▶ [EXERCISE DIRECTIONS]
Write out the entries below once more, exactly, with the pictures left out.

▶ [EXTRACTED RECORDS]

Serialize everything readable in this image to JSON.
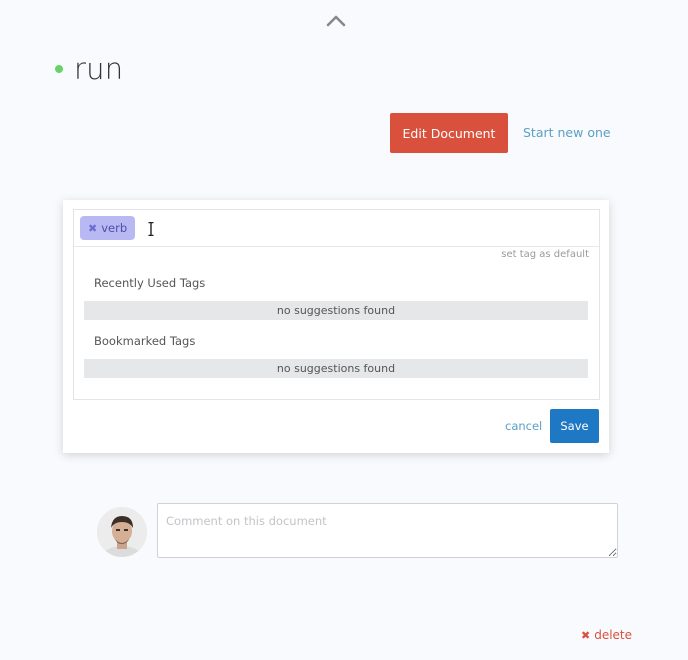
{
  "document": {
    "title": "run",
    "status_color": "#66d36a"
  },
  "actions": {
    "edit_label": "Edit Document",
    "start_new_label": "Start new one"
  },
  "tag_editor": {
    "tags": [
      "verb"
    ],
    "set_default_label": "set tag as default",
    "recent_label": "Recently Used Tags",
    "recent_empty": "no suggestions found",
    "bookmarked_label": "Bookmarked Tags",
    "bookmarked_empty": "no suggestions found",
    "cancel_label": "cancel",
    "save_label": "Save"
  },
  "comment": {
    "placeholder": "Comment on this document"
  },
  "footer": {
    "delete_label": "delete"
  },
  "colors": {
    "edit_button": "#d9513c",
    "save_button": "#1e78c3",
    "tag_chip": "#b8b9f3",
    "link": "#5aa0c4"
  }
}
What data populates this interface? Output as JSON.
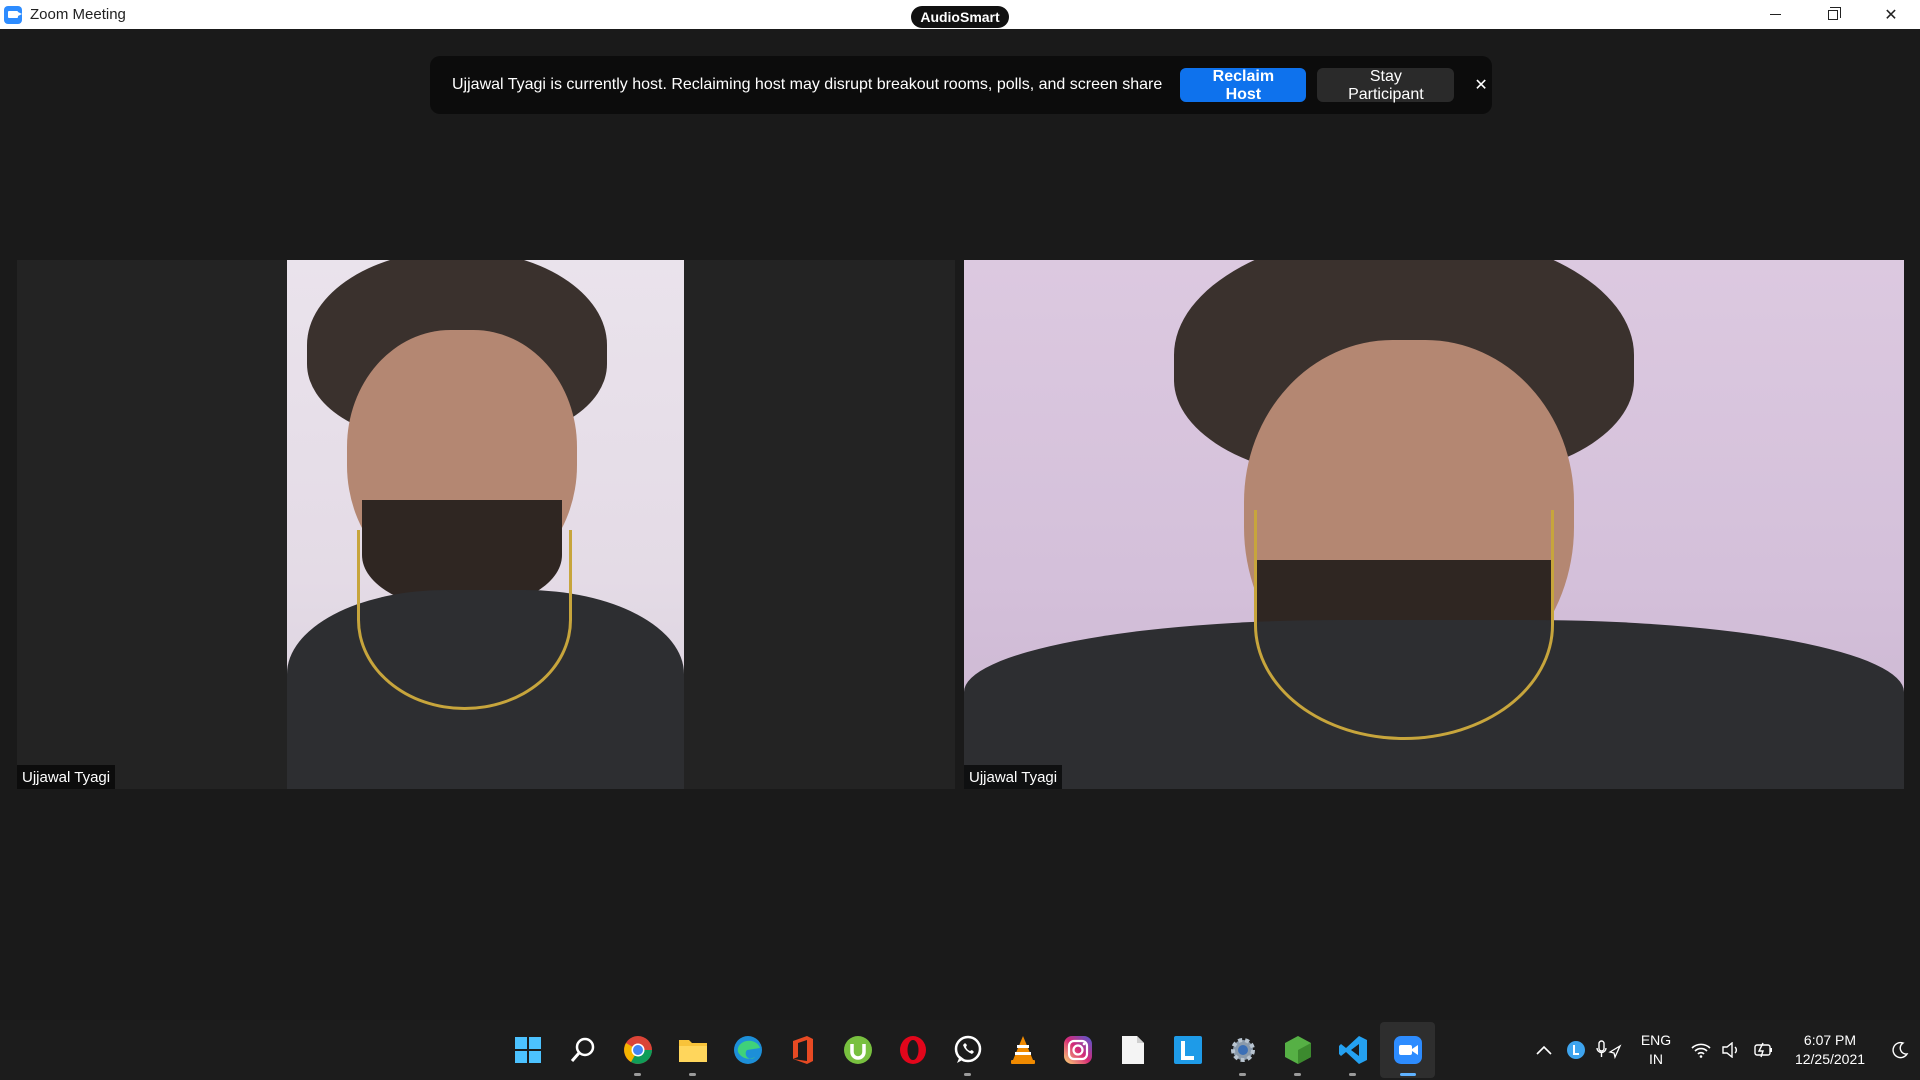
{
  "window": {
    "title": "Zoom Meeting",
    "audio_badge": "AudioSmart",
    "controls": {
      "minimize": "—",
      "restore": "❐",
      "close": "✕"
    }
  },
  "banner": {
    "message": "Ujjawal Tyagi is currently host. Reclaiming host may disrupt breakout rooms, polls, and screen share",
    "reclaim_label": "Reclaim Host",
    "stay_label": "Stay Participant",
    "close_glyph": "✕"
  },
  "tiles": [
    {
      "name": "Ujjawal Tyagi"
    },
    {
      "name": "Ujjawal Tyagi"
    }
  ],
  "taskbar": {
    "apps": [
      {
        "name": "windows-start-icon"
      },
      {
        "name": "search-icon"
      },
      {
        "name": "chrome-icon"
      },
      {
        "name": "file-explorer-icon"
      },
      {
        "name": "edge-icon"
      },
      {
        "name": "office-icon"
      },
      {
        "name": "utorrent-icon"
      },
      {
        "name": "opera-icon"
      },
      {
        "name": "whatsapp-icon"
      },
      {
        "name": "vlc-icon"
      },
      {
        "name": "instagram-icon"
      },
      {
        "name": "notepad-icon"
      },
      {
        "name": "l-app-icon"
      },
      {
        "name": "settings-icon"
      },
      {
        "name": "green-cube-app-icon"
      },
      {
        "name": "vscode-icon"
      },
      {
        "name": "zoom-icon"
      }
    ],
    "tray": {
      "language_top": "ENG",
      "language_bottom": "IN",
      "time": "6:07 PM",
      "date": "12/25/2021"
    }
  },
  "colors": {
    "accent_blue": "#0e72ed",
    "background": "#1a1a1a",
    "banner_bg": "#0c0c0c"
  }
}
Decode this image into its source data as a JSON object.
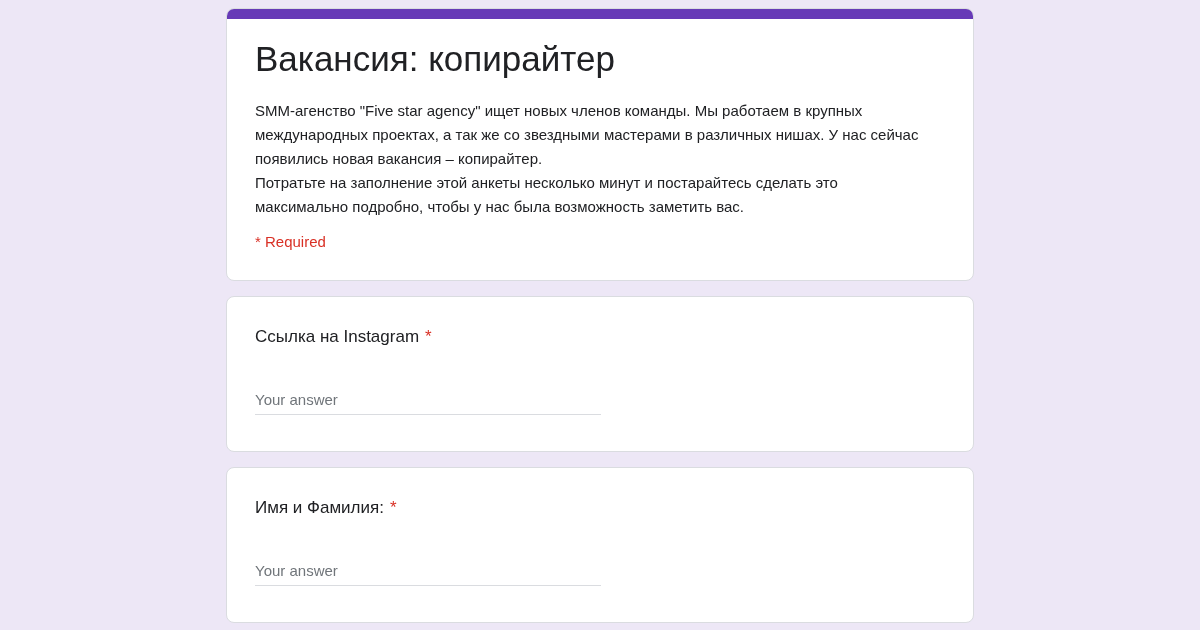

▶ [COMPLETE ANSWER]
Serialize everything readable in this image to JSON.
{
  "document": {
    "title": "run",
    "status_color": "#66d36a"
  },
  "actions": {
    "edit_label": "Edit Document",
    "start_new_label": "Start new one"
  },
  "tag_editor": {
    "tags": [
      "verb"
    ],
    "set_default_label": "set tag as default",
    "recent_label": "Recently Used Tags",
    "recent_empty": "no suggestions found",
    "bookmarked_label": "Bookmarked Tags",
    "bookmarked_empty": "no suggestions found",
    "cancel_label": "cancel",
    "save_label": "Save"
  },
  "comment": {
    "placeholder": "Comment on this document"
  },
  "footer": {
    "delete_label": "delete"
  },
  "colors": {
    "edit_button": "#d9513c",
    "save_button": "#1e78c3",
    "tag_chip": "#b8b9f3",
    "link": "#5aa0c4"
  }
}
What data populates this interface? Output as JSON.
{
  "window": {
    "title": "Zoom Meeting",
    "audio_badge": "AudioSmart",
    "controls": {
      "minimize": "—",
      "restore": "❐",
      "close": "✕"
    }
  },
  "banner": {
    "message": "Ujjawal Tyagi is currently host. Reclaiming host may disrupt breakout rooms, polls, and screen share",
    "reclaim_label": "Reclaim Host",
    "stay_label": "Stay Participant",
    "close_glyph": "✕"
  },
  "tiles": [
    {
      "name": "Ujjawal Tyagi"
    },
    {
      "name": "Ujjawal Tyagi"
    }
  ],
  "taskbar": {
    "apps": [
      {
        "name": "windows-start-icon"
      },
      {
        "name": "search-icon"
      },
      {
        "name": "chrome-icon"
      },
      {
        "name": "file-explorer-icon"
      },
      {
        "name": "edge-icon"
      },
      {
        "name": "office-icon"
      },
      {
        "name": "utorrent-icon"
      },
      {
        "name": "opera-icon"
      },
      {
        "name": "whatsapp-icon"
      },
      {
        "name": "vlc-icon"
      },
      {
        "name": "instagram-icon"
      },
      {
        "name": "notepad-icon"
      },
      {
        "name": "l-app-icon"
      },
      {
        "name": "settings-icon"
      },
      {
        "name": "green-cube-app-icon"
      },
      {
        "name": "vscode-icon"
      },
      {
        "name": "zoom-icon"
      }
    ],
    "tray": {
      "language_top": "ENG",
      "language_bottom": "IN",
      "time": "6:07 PM",
      "date": "12/25/2021"
    }
  },
  "colors": {
    "accent_blue": "#0e72ed",
    "background": "#1a1a1a",
    "banner_bg": "#0c0c0c"
  }
}
Decode this image into its source data as a JSON object.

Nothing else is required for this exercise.